BEGIN SUPPLIED DATA

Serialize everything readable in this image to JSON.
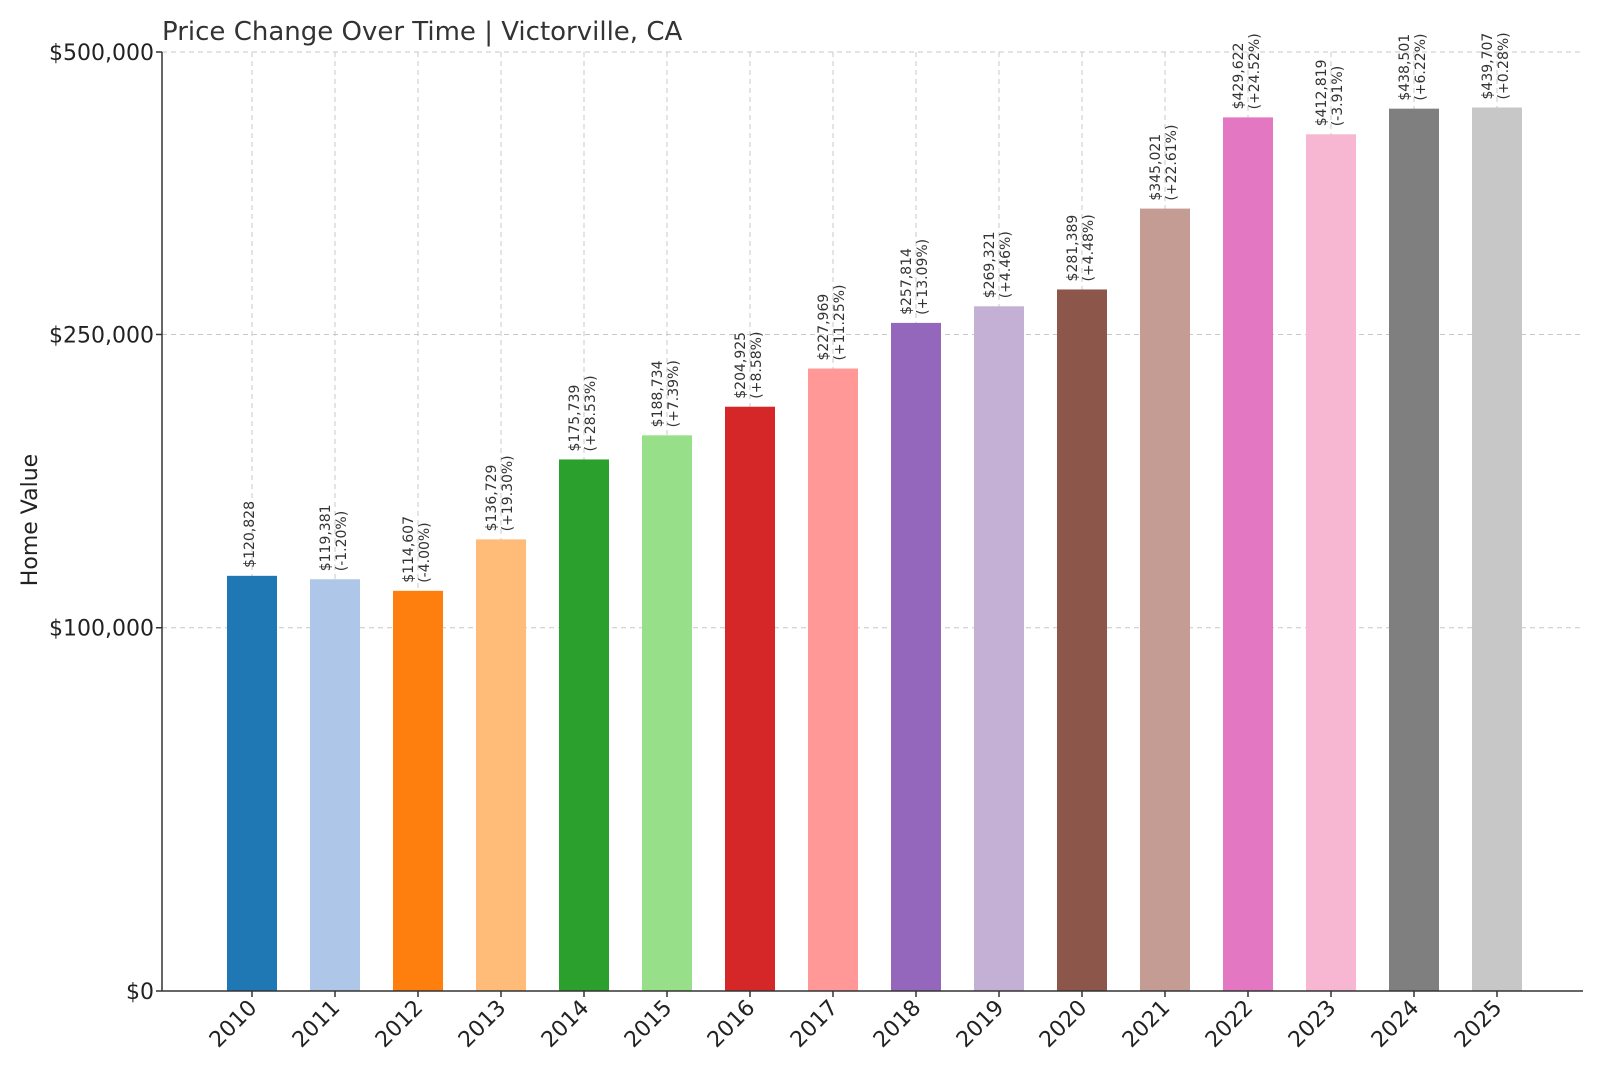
{
  "chart_data": {
    "type": "bar",
    "title": "Price Change Over Time | Victorville, CA",
    "xlabel": "",
    "ylabel": "Home Value",
    "categories": [
      "2010",
      "2011",
      "2012",
      "2013",
      "2014",
      "2015",
      "2016",
      "2017",
      "2018",
      "2019",
      "2020",
      "2021",
      "2022",
      "2023",
      "2024",
      "2025"
    ],
    "values": [
      120828,
      119381,
      114607,
      136729,
      175739,
      188734,
      204925,
      227969,
      257814,
      269321,
      281389,
      345021,
      429622,
      412819,
      438501,
      439707
    ],
    "value_labels": [
      "$120,828",
      "$119,381",
      "$114,607",
      "$136,729",
      "$175,739",
      "$188,734",
      "$204,925",
      "$227,969",
      "$257,814",
      "$269,321",
      "$281,389",
      "$345,021",
      "$429,622",
      "$412,819",
      "$438,501",
      "$439,707"
    ],
    "change_labels": [
      "",
      "(-1.20%)",
      "(-4.00%)",
      "(+19.30%)",
      "(+28.53%)",
      "(+7.39%)",
      "(+8.58%)",
      "(+11.25%)",
      "(+13.09%)",
      "(+4.46%)",
      "(+4.48%)",
      "(+22.61%)",
      "(+24.52%)",
      "(-3.91%)",
      "(+6.22%)",
      "(+0.28%)"
    ],
    "colors": [
      "#1f77b4",
      "#aec7e8",
      "#ff7f0e",
      "#ffbb78",
      "#2ca02c",
      "#98df8a",
      "#d62728",
      "#ff9896",
      "#9467bd",
      "#c5b0d5",
      "#8c564b",
      "#c49c94",
      "#e377c2",
      "#f7b6d2",
      "#7f7f7f",
      "#c7c7c7"
    ],
    "yticks": [
      0,
      100000,
      250000,
      500000
    ],
    "ytick_labels": [
      "$0",
      "$100,000",
      "$250,000",
      "$500,000"
    ],
    "ylim": [
      0,
      500000
    ],
    "y_scale": "symlog",
    "grid": true,
    "legend": "none"
  }
}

END SUPPLIED DATA

PROBLEM TO SOLVE: Repeat the material exactly as it reads, without any of its pictures.

WRITTEN REPLY:
Serialize everything readable in this image to JSON.
{
  "chart_data": {
    "type": "bar",
    "title": "Price Change Over Time | Victorville, CA",
    "xlabel": "",
    "ylabel": "Home Value",
    "categories": [
      "2010",
      "2011",
      "2012",
      "2013",
      "2014",
      "2015",
      "2016",
      "2017",
      "2018",
      "2019",
      "2020",
      "2021",
      "2022",
      "2023",
      "2024",
      "2025"
    ],
    "values": [
      120828,
      119381,
      114607,
      136729,
      175739,
      188734,
      204925,
      227969,
      257814,
      269321,
      281389,
      345021,
      429622,
      412819,
      438501,
      439707
    ],
    "value_labels": [
      "$120,828",
      "$119,381",
      "$114,607",
      "$136,729",
      "$175,739",
      "$188,734",
      "$204,925",
      "$227,969",
      "$257,814",
      "$269,321",
      "$281,389",
      "$345,021",
      "$429,622",
      "$412,819",
      "$438,501",
      "$439,707"
    ],
    "change_labels": [
      "",
      "(-1.20%)",
      "(-4.00%)",
      "(+19.30%)",
      "(+28.53%)",
      "(+7.39%)",
      "(+8.58%)",
      "(+11.25%)",
      "(+13.09%)",
      "(+4.46%)",
      "(+4.48%)",
      "(+22.61%)",
      "(+24.52%)",
      "(-3.91%)",
      "(+6.22%)",
      "(+0.28%)"
    ],
    "colors": [
      "#1f77b4",
      "#aec7e8",
      "#ff7f0e",
      "#ffbb78",
      "#2ca02c",
      "#98df8a",
      "#d62728",
      "#ff9896",
      "#9467bd",
      "#c5b0d5",
      "#8c564b",
      "#c49c94",
      "#e377c2",
      "#f7b6d2",
      "#7f7f7f",
      "#c7c7c7"
    ],
    "yticks": [
      0,
      100000,
      250000,
      500000
    ],
    "ytick_labels": [
      "$0",
      "$100,000",
      "$250,000",
      "$500,000"
    ],
    "ylim": [
      0,
      500000
    ],
    "y_scale": "symlog",
    "grid": true,
    "legend": "none"
  }
}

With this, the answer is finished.